- Data:
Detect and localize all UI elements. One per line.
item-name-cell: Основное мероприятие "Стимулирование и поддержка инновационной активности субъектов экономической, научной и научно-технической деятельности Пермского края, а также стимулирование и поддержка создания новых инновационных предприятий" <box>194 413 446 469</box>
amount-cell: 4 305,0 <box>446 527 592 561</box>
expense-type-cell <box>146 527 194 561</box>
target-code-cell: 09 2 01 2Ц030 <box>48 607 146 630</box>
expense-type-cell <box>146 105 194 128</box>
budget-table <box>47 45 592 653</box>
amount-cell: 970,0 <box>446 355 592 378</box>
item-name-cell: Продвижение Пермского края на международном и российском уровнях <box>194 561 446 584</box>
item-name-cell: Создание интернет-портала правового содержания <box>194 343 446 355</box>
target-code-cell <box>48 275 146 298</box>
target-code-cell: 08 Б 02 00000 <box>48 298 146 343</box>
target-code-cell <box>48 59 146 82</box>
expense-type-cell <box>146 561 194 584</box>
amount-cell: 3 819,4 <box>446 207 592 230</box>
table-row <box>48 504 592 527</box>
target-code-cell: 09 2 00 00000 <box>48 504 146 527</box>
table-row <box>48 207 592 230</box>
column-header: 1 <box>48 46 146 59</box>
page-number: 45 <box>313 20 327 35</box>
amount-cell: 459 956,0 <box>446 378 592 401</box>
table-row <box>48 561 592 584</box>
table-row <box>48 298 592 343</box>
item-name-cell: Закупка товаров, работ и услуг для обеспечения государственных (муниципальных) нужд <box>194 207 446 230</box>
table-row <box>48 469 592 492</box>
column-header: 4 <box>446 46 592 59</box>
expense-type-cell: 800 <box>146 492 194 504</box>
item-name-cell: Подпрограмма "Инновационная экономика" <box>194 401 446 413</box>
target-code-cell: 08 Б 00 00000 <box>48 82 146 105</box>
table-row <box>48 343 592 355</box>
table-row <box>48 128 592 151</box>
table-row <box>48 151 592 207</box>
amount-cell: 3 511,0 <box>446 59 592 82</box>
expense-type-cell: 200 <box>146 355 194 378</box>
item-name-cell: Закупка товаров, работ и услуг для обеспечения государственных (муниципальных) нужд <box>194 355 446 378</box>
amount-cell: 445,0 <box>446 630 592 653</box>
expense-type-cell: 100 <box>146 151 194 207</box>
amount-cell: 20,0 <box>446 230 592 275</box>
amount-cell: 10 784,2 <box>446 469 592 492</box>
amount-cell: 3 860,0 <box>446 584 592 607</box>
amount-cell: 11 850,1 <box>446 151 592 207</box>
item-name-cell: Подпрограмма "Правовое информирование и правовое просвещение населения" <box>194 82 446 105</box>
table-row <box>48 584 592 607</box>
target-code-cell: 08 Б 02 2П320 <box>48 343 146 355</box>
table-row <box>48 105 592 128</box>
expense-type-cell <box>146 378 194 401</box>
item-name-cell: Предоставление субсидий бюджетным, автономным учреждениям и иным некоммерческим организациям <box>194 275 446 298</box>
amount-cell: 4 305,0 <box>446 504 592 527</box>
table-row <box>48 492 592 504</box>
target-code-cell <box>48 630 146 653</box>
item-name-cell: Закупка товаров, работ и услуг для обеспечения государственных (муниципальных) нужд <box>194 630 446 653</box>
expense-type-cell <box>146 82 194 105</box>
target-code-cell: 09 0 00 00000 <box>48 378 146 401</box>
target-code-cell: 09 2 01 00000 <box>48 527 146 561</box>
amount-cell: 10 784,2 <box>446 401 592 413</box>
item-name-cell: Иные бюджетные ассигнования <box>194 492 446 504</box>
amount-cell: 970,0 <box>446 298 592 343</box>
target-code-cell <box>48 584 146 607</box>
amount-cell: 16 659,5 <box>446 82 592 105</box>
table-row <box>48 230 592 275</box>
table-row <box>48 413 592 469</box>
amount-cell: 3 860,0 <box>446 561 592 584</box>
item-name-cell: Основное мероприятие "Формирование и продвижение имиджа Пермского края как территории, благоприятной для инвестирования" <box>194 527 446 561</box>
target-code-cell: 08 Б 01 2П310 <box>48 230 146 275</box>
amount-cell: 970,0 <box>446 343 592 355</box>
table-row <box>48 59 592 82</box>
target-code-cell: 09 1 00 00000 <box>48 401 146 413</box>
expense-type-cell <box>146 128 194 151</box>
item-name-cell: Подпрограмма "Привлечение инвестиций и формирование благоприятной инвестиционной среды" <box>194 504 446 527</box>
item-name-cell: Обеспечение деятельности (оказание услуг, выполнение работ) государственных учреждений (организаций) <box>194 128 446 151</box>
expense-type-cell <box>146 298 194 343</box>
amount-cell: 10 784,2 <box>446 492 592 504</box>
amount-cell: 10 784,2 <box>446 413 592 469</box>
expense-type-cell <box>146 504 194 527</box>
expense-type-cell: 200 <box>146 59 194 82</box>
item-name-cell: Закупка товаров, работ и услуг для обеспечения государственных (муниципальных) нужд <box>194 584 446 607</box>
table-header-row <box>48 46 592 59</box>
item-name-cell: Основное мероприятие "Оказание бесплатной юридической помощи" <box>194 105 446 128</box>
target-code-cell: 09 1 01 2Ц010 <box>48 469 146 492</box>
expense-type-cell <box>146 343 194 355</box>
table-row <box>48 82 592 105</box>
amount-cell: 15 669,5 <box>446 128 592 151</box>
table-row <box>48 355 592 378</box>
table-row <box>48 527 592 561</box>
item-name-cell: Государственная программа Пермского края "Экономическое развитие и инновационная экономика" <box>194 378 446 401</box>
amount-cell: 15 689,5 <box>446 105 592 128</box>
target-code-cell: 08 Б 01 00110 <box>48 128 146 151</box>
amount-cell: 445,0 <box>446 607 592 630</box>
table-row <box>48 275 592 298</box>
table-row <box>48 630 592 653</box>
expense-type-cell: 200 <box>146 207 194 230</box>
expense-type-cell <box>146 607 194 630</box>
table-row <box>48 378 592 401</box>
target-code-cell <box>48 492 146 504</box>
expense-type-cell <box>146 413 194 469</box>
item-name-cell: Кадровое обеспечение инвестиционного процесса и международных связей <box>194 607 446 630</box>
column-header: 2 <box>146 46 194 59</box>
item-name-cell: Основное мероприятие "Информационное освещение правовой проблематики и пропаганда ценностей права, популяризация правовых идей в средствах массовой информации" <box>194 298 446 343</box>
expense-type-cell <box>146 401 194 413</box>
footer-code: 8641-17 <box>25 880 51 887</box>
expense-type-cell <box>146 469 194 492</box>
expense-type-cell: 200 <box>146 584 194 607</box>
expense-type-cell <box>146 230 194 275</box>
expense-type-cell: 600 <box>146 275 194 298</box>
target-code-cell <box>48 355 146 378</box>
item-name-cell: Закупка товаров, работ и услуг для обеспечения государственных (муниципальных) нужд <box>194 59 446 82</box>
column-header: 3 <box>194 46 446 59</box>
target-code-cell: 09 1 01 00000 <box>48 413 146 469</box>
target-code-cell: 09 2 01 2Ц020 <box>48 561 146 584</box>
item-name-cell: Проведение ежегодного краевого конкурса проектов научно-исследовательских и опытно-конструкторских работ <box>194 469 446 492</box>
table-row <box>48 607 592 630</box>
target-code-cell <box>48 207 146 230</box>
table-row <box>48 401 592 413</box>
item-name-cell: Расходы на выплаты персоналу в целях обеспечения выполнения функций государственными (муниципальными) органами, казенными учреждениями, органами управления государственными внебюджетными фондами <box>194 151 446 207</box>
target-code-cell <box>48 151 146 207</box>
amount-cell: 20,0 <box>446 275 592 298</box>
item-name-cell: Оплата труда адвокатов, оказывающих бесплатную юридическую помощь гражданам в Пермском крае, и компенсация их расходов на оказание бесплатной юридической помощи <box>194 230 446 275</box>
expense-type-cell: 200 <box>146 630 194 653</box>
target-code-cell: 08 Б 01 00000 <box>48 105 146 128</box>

- What to do: Rewrite the data above with every "expense-type-cell" changed to "cost-type-cell", keeping everything else the same.

- Solution for this exercise:
Detect and localize all UI elements. One per line.
item-name-cell: Основное мероприятие "Стимулирование и поддержка инновационной активности субъектов экономической, научной и научно-технической деятельности Пермского края, а также стимулирование и поддержка создания новых инновационных предприятий" <box>194 413 446 469</box>
amount-cell: 4 305,0 <box>446 527 592 561</box>
cost-type-cell <box>146 527 194 561</box>
target-code-cell: 09 2 01 2Ц030 <box>48 607 146 630</box>
cost-type-cell <box>146 105 194 128</box>
budget-table <box>47 45 592 653</box>
amount-cell: 970,0 <box>446 355 592 378</box>
item-name-cell: Продвижение Пермского края на международном и российском уровнях <box>194 561 446 584</box>
item-name-cell: Создание интернет-портала правового содержания <box>194 343 446 355</box>
target-code-cell <box>48 275 146 298</box>
target-code-cell: 08 Б 02 00000 <box>48 298 146 343</box>
target-code-cell <box>48 59 146 82</box>
cost-type-cell <box>146 561 194 584</box>
amount-cell: 3 819,4 <box>446 207 592 230</box>
table-row <box>48 504 592 527</box>
target-code-cell: 09 2 00 00000 <box>48 504 146 527</box>
table-row <box>48 207 592 230</box>
column-header: 1 <box>48 46 146 59</box>
page-number: 45 <box>313 20 327 35</box>
amount-cell: 459 956,0 <box>446 378 592 401</box>
table-row <box>48 561 592 584</box>
table-row <box>48 298 592 343</box>
item-name-cell: Закупка товаров, работ и услуг для обеспечения государственных (муниципальных) нужд <box>194 207 446 230</box>
table-row <box>48 469 592 492</box>
column-header: 4 <box>446 46 592 59</box>
cost-type-cell: 800 <box>146 492 194 504</box>
item-name-cell: Подпрограмма "Инновационная экономика" <box>194 401 446 413</box>
target-code-cell: 08 Б 00 00000 <box>48 82 146 105</box>
table-row <box>48 343 592 355</box>
table-row <box>48 128 592 151</box>
table-row <box>48 151 592 207</box>
amount-cell: 3 511,0 <box>446 59 592 82</box>
cost-type-cell: 200 <box>146 355 194 378</box>
item-name-cell: Закупка товаров, работ и услуг для обеспечения государственных (муниципальных) нужд <box>194 355 446 378</box>
amount-cell: 445,0 <box>446 630 592 653</box>
cost-type-cell: 100 <box>146 151 194 207</box>
amount-cell: 20,0 <box>446 230 592 275</box>
amount-cell: 10 784,2 <box>446 469 592 492</box>
amount-cell: 3 860,0 <box>446 584 592 607</box>
amount-cell: 11 850,1 <box>446 151 592 207</box>
item-name-cell: Подпрограмма "Правовое информирование и правовое просвещение населения" <box>194 82 446 105</box>
table-row <box>48 584 592 607</box>
target-code-cell: 08 Б 02 2П320 <box>48 343 146 355</box>
table-row <box>48 105 592 128</box>
cost-type-cell <box>146 378 194 401</box>
item-name-cell: Предоставление субсидий бюджетным, автономным учреждениям и иным некоммерческим организациям <box>194 275 446 298</box>
amount-cell: 4 305,0 <box>446 504 592 527</box>
table-row <box>48 492 592 504</box>
target-code-cell <box>48 630 146 653</box>
item-name-cell: Закупка товаров, работ и услуг для обеспечения государственных (муниципальных) нужд <box>194 630 446 653</box>
cost-type-cell <box>146 82 194 105</box>
target-code-cell: 09 0 00 00000 <box>48 378 146 401</box>
target-code-cell: 09 2 01 00000 <box>48 527 146 561</box>
amount-cell: 10 784,2 <box>446 401 592 413</box>
item-name-cell: Иные бюджетные ассигнования <box>194 492 446 504</box>
amount-cell: 970,0 <box>446 298 592 343</box>
target-code-cell <box>48 584 146 607</box>
amount-cell: 16 659,5 <box>446 82 592 105</box>
table-row <box>48 230 592 275</box>
table-row <box>48 413 592 469</box>
amount-cell: 3 860,0 <box>446 561 592 584</box>
item-name-cell: Основное мероприятие "Формирование и продвижение имиджа Пермского края как территории, благоприятной для инвестирования" <box>194 527 446 561</box>
target-code-cell: 08 Б 01 2П310 <box>48 230 146 275</box>
amount-cell: 970,0 <box>446 343 592 355</box>
table-row <box>48 59 592 82</box>
target-code-cell: 09 1 00 00000 <box>48 401 146 413</box>
cost-type-cell <box>146 128 194 151</box>
item-name-cell: Подпрограмма "Привлечение инвестиций и формирование благоприятной инвестиционной среды" <box>194 504 446 527</box>
item-name-cell: Обеспечение деятельности (оказание услуг, выполнение работ) государственных учреждений (организаций) <box>194 128 446 151</box>
cost-type-cell <box>146 298 194 343</box>
amount-cell: 10 784,2 <box>446 492 592 504</box>
amount-cell: 10 784,2 <box>446 413 592 469</box>
cost-type-cell <box>146 504 194 527</box>
cost-type-cell: 200 <box>146 59 194 82</box>
item-name-cell: Закупка товаров, работ и услуг для обеспечения государственных (муниципальных) нужд <box>194 584 446 607</box>
table-header-row <box>48 46 592 59</box>
item-name-cell: Основное мероприятие "Оказание бесплатной юридической помощи" <box>194 105 446 128</box>
target-code-cell: 09 1 01 2Ц010 <box>48 469 146 492</box>
cost-type-cell <box>146 343 194 355</box>
table-row <box>48 82 592 105</box>
amount-cell: 15 669,5 <box>446 128 592 151</box>
table-row <box>48 355 592 378</box>
table-row <box>48 527 592 561</box>
item-name-cell: Государственная программа Пермского края "Экономическое развитие и инновационная экономика" <box>194 378 446 401</box>
amount-cell: 15 689,5 <box>446 105 592 128</box>
target-code-cell: 08 Б 01 00110 <box>48 128 146 151</box>
amount-cell: 445,0 <box>446 607 592 630</box>
table-row <box>48 275 592 298</box>
table-row <box>48 630 592 653</box>
cost-type-cell: 200 <box>146 207 194 230</box>
cost-type-cell <box>146 607 194 630</box>
table-row <box>48 378 592 401</box>
target-code-cell <box>48 492 146 504</box>
cost-type-cell <box>146 413 194 469</box>
item-name-cell: Кадровое обеспечение инвестиционного процесса и международных связей <box>194 607 446 630</box>
column-header: 2 <box>146 46 194 59</box>
item-name-cell: Основное мероприятие "Информационное освещение правовой проблематики и пропаганда ценностей права, популяризация правовых идей в средствах массовой информации" <box>194 298 446 343</box>
cost-type-cell <box>146 401 194 413</box>
footer-code: 8641-17 <box>25 880 51 887</box>
cost-type-cell <box>146 469 194 492</box>
cost-type-cell: 200 <box>146 584 194 607</box>
cost-type-cell <box>146 230 194 275</box>
cost-type-cell: 600 <box>146 275 194 298</box>
target-code-cell <box>48 355 146 378</box>
item-name-cell: Закупка товаров, работ и услуг для обеспечения государственных (муниципальных) нужд <box>194 59 446 82</box>
column-header: 3 <box>194 46 446 59</box>
target-code-cell: 09 1 01 00000 <box>48 413 146 469</box>
target-code-cell: 09 2 01 2Ц020 <box>48 561 146 584</box>
item-name-cell: Проведение ежегодного краевого конкурса проектов научно-исследовательских и опытно-конструкторских работ <box>194 469 446 492</box>
table-row <box>48 607 592 630</box>
target-code-cell <box>48 207 146 230</box>
table-row <box>48 401 592 413</box>
item-name-cell: Расходы на выплаты персоналу в целях обеспечения выполнения функций государственными (муниципальными) органами, казенными учреждениями, органами управления государственными внебюджетными фондами <box>194 151 446 207</box>
target-code-cell <box>48 151 146 207</box>
amount-cell: 20,0 <box>446 275 592 298</box>
item-name-cell: Оплата труда адвокатов, оказывающих бесплатную юридическую помощь гражданам в Пермском крае, и компенсация их расходов на оказание бесплатной юридической помощи <box>194 230 446 275</box>
cost-type-cell: 200 <box>146 630 194 653</box>
target-code-cell: 08 Б 01 00000 <box>48 105 146 128</box>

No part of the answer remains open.